Excerpts from a figure dataset:
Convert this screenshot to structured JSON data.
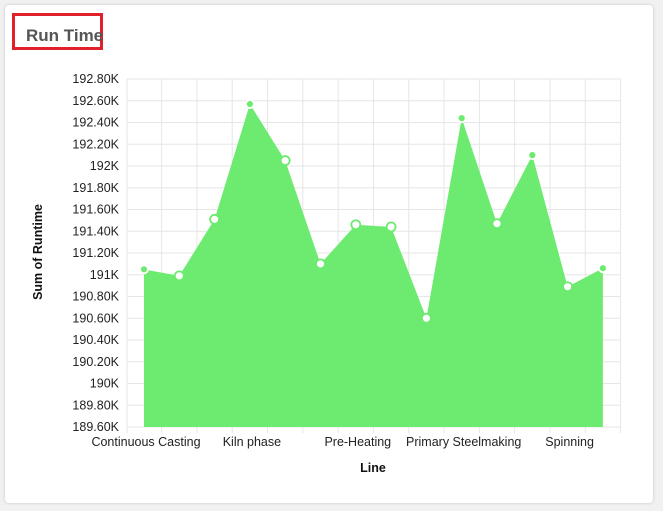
{
  "chart_data": {
    "type": "area",
    "title": "Run Time",
    "xlabel": "Line",
    "ylabel": "Sum of Runtime",
    "ylim": [
      189600,
      192800
    ],
    "y_ticks": [
      {
        "value": 189600,
        "label": "189.60K"
      },
      {
        "value": 189800,
        "label": "189.80K"
      },
      {
        "value": 190000,
        "label": "190K"
      },
      {
        "value": 190200,
        "label": "190.20K"
      },
      {
        "value": 190400,
        "label": "190.40K"
      },
      {
        "value": 190600,
        "label": "190.60K"
      },
      {
        "value": 190800,
        "label": "190.80K"
      },
      {
        "value": 191000,
        "label": "191K"
      },
      {
        "value": 191200,
        "label": "191.20K"
      },
      {
        "value": 191400,
        "label": "191.40K"
      },
      {
        "value": 191600,
        "label": "191.60K"
      },
      {
        "value": 191800,
        "label": "191.80K"
      },
      {
        "value": 192000,
        "label": "192K"
      },
      {
        "value": 192200,
        "label": "192.20K"
      },
      {
        "value": 192400,
        "label": "192.40K"
      },
      {
        "value": 192600,
        "label": "192.60K"
      },
      {
        "value": 192800,
        "label": "192.80K"
      }
    ],
    "x_tick_labels": [
      {
        "index": 0,
        "label": "Continuous Casting"
      },
      {
        "index": 3,
        "label": "Kiln phase"
      },
      {
        "index": 6,
        "label": "Pre-Heating"
      },
      {
        "index": 9,
        "label": "Primary Steelmaking"
      },
      {
        "index": 12,
        "label": "Spinning"
      }
    ],
    "values": [
      191050,
      190990,
      191510,
      192570,
      192050,
      191100,
      191460,
      191440,
      190600,
      192440,
      191470,
      192100,
      190890,
      191060
    ],
    "grid": true,
    "legend": "none",
    "fill_color": "#6deb70",
    "marker_color": "#6deb70"
  }
}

→ EXERCISE PROMPT:
Find every line above that contains the word "index", and return each one.

→ THE OUTPUT:
        "index": 0,
        "index": 3,
        "index": 6,
        "index": 9,
        "index": 12,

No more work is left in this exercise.